INSTRUCTION:
According to the reinforcement learning write-up below, in roughly how many episodes was the task solved?

SOURCE DOCUMENT:
________________________

I found it beneficial to work with fairly large batch sizes and a higher learning rate, especially for the Critic network. The latter is particularly useful since the sooner we learn how to infer value well, the earlier we start generating better actions. I kept a fairly high minimum noise added for exploratory actions, and used a high (10) number of update cycles to run per batch. 

## Results
Using this implementation, the task was solved in around 1,000 episodes. During training, I increased the criterion to an average score of 0.75 since I wanted to watch agents playing well. 
![plot](Solved.png)  

## Ideas for future research
- Double Q learning: in DDQN, we use a double network for estimating targets in order to solve the problem of 'optimism' in action values.
- Prioritized replay: instead of sampling experiences at random, do so based on how much there is to be learnt from them. This would involve a different loss function, since prioritised experiences would need to be weighted in proportion to how (in)frequent they are so as not to train on a different distribution from the one actually observed by the agent.
- A 'real' multi-agent implementation: as discussed above, my reasoning for having a single Actor-Critic structure controlling both agents was principled on the structure, generalization desirability and collaborative nature of the task. I'd be curious to implement 2 separate policy networks to see if different strategies unfolded for the 2 agents. One way to do this would perhaps be to implement 2 critics where each has access to its states plus the two agents' actions. I think a shared critic in this situation would result in very similar policies developing, hence my preference for distinct critics, which would also entail each agent having its own replay buffer. The idea would be that competition leads to each agent pulling the other's performance up in an 'arms race', as an alternative to the current more collaborative approach. I don't know if this would work, but I like the 'realism' of an agent being able to observe only its own states and the opponent's actions.
- An interesting thing I noticed in my solution and others' is that performance seems to follow a slow time-scale of peaks and valleys during learning. For example, there's a bump in performance between episode 200 and 500, and a valley from there to around 650. This is followed by a bump into a plateau and a higher bump shortly before 1,000 episodes which itself is followed by a drop and a further increase. I wonder where this behaviour comes from. It can't be the exploration rate contributed by additive noise because that is monotonically declining. Beyond some residual inherent instability of deep nets in function approximation, I don't have a particular idea where these slow dynamics come from, but if the reviewer has a suggestion or literature which has dug into it, I'd be really interested to know more.

Thanks for reading!

________________________

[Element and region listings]
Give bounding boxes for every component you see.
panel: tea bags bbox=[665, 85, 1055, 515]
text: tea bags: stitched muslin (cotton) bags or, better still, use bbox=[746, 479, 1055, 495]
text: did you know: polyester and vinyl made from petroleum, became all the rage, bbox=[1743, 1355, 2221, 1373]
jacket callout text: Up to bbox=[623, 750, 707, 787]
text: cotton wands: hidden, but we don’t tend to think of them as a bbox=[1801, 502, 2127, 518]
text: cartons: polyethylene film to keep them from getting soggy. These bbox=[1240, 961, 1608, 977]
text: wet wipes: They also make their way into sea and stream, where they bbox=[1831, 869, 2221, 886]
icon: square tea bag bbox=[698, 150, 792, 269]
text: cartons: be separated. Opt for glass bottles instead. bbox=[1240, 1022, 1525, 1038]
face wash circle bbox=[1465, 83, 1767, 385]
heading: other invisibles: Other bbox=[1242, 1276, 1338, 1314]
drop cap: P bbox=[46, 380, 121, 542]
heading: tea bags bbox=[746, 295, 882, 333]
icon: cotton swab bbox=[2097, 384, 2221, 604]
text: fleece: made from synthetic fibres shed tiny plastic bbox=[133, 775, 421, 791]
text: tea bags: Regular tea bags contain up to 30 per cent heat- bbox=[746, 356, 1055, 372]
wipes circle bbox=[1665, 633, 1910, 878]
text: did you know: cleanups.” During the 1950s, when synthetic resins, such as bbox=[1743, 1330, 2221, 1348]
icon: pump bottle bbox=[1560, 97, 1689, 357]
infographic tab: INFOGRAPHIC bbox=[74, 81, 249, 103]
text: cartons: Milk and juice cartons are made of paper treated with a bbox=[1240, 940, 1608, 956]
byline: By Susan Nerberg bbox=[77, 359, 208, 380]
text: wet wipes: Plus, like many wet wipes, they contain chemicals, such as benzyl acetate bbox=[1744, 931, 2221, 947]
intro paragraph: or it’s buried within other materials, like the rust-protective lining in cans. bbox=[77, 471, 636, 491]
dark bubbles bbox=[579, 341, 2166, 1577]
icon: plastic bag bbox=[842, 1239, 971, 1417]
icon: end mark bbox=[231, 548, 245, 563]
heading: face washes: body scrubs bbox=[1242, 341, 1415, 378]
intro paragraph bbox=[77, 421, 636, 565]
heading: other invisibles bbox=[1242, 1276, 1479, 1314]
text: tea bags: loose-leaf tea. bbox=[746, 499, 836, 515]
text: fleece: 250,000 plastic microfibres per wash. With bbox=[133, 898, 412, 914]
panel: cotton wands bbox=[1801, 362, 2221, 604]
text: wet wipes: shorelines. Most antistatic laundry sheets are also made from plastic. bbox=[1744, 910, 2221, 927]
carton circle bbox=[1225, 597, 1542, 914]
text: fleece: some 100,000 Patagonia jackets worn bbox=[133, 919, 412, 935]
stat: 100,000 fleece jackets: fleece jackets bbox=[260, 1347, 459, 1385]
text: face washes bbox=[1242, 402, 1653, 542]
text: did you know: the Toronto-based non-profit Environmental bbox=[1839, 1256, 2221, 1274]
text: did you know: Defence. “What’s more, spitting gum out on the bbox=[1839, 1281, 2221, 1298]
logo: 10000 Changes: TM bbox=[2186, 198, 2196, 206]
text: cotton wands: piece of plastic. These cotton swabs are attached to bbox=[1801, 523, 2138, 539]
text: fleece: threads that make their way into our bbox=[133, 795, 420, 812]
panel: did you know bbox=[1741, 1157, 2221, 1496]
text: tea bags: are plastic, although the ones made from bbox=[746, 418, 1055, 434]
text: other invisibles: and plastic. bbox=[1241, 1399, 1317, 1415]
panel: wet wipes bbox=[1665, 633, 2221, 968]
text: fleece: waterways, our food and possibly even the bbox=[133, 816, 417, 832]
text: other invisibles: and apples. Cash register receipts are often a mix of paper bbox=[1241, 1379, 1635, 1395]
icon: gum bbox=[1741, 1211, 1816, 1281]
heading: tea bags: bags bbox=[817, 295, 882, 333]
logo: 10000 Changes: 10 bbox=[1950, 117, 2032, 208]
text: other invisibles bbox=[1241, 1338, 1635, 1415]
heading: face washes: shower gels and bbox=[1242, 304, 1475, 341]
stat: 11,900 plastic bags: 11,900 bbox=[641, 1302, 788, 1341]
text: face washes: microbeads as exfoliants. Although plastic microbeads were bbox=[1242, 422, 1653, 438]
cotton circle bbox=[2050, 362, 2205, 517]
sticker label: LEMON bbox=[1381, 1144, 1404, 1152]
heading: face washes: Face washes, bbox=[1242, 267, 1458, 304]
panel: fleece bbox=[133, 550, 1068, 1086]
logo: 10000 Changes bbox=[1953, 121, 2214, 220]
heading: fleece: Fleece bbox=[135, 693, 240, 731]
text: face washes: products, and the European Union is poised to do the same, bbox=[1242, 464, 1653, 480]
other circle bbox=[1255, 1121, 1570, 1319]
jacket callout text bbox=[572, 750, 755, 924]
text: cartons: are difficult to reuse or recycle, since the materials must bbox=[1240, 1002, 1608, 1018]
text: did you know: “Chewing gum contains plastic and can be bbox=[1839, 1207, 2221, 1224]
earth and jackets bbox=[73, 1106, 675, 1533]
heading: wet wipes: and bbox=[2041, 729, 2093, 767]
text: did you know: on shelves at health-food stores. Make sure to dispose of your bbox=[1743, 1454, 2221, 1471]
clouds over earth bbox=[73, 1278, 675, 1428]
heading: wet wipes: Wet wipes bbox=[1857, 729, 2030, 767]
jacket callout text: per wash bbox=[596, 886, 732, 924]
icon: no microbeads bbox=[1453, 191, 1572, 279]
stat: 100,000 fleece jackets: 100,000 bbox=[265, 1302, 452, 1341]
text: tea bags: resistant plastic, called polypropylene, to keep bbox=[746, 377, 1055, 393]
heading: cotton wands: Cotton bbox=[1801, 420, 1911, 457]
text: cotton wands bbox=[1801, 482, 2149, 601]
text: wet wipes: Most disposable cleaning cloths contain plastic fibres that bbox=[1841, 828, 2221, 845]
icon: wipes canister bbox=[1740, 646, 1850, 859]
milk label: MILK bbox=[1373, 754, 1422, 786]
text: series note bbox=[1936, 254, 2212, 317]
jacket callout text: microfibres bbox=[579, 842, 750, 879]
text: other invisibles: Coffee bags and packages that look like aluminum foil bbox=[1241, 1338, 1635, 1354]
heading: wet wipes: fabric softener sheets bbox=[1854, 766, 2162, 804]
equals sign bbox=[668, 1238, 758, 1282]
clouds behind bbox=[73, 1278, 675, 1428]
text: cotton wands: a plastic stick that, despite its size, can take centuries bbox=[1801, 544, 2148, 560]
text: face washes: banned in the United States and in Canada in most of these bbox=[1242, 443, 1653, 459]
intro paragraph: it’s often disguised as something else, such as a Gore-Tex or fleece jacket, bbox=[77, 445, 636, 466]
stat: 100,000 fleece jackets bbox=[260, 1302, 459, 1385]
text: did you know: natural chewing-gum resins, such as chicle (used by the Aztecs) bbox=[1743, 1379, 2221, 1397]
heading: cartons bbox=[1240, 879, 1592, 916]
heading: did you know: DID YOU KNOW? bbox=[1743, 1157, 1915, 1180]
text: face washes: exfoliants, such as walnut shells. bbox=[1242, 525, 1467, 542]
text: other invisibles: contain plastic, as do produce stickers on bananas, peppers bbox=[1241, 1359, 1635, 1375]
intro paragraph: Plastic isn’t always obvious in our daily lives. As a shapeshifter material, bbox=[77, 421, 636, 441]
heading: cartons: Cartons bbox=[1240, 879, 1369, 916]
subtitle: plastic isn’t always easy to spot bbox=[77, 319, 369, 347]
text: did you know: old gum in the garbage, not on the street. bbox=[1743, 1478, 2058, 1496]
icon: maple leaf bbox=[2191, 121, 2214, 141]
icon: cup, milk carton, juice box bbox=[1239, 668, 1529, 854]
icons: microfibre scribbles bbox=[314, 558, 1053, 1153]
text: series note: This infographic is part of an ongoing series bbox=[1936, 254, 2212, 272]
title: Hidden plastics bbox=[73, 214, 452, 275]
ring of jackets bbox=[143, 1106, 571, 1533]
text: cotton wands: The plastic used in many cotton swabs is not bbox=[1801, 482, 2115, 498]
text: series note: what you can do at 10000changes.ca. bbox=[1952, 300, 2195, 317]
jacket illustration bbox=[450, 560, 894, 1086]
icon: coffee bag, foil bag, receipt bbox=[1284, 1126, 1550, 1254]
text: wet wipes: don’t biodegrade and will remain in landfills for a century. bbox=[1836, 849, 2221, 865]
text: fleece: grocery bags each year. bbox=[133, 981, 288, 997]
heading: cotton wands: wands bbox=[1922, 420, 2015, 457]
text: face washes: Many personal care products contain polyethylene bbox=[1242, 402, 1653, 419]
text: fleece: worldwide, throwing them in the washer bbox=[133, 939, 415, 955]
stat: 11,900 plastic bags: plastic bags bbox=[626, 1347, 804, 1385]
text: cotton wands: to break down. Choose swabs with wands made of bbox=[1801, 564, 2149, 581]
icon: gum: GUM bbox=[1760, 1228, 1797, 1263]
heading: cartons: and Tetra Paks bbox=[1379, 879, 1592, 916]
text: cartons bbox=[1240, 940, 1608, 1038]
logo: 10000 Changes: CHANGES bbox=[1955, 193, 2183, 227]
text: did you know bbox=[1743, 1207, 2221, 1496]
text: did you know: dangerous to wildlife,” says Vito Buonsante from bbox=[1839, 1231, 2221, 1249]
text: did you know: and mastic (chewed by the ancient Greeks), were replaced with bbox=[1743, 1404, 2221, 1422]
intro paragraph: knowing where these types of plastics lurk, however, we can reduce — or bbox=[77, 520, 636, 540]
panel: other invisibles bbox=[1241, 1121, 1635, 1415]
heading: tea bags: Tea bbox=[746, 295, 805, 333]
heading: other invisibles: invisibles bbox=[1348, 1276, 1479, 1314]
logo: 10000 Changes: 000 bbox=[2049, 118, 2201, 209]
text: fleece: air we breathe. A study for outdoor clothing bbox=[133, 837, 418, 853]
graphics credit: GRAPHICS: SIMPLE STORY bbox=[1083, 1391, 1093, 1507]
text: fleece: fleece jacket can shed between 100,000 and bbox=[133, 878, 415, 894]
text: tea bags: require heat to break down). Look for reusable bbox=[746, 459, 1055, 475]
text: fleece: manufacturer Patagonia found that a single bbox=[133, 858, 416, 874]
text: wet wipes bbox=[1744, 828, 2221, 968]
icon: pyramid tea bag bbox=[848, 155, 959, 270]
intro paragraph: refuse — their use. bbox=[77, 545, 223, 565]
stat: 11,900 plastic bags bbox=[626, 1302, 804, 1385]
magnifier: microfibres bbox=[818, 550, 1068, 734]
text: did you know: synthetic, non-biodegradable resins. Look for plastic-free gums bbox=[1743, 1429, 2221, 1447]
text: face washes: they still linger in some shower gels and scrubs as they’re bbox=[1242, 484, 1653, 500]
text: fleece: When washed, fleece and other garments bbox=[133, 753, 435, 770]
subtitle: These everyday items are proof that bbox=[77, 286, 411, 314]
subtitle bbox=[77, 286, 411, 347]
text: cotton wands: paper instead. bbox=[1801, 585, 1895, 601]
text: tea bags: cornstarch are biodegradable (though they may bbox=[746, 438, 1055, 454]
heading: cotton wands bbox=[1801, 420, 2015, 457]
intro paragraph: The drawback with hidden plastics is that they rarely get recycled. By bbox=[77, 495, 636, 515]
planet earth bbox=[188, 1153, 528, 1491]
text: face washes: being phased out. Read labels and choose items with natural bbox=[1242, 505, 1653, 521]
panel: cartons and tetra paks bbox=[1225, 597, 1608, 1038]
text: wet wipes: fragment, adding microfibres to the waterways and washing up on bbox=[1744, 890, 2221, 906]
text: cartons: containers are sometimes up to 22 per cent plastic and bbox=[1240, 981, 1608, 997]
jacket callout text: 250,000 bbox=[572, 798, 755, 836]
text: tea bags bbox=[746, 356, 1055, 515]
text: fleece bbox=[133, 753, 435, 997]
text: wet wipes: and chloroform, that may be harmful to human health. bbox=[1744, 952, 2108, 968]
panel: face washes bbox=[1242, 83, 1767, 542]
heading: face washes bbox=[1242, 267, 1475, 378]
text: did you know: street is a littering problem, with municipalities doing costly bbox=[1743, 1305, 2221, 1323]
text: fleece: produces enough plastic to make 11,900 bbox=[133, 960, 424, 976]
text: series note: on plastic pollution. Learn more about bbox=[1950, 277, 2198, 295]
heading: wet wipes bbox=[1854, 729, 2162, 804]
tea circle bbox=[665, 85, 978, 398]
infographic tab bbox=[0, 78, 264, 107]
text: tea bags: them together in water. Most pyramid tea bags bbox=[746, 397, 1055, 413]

________________________

REPLY:
Around 1,000 episodes.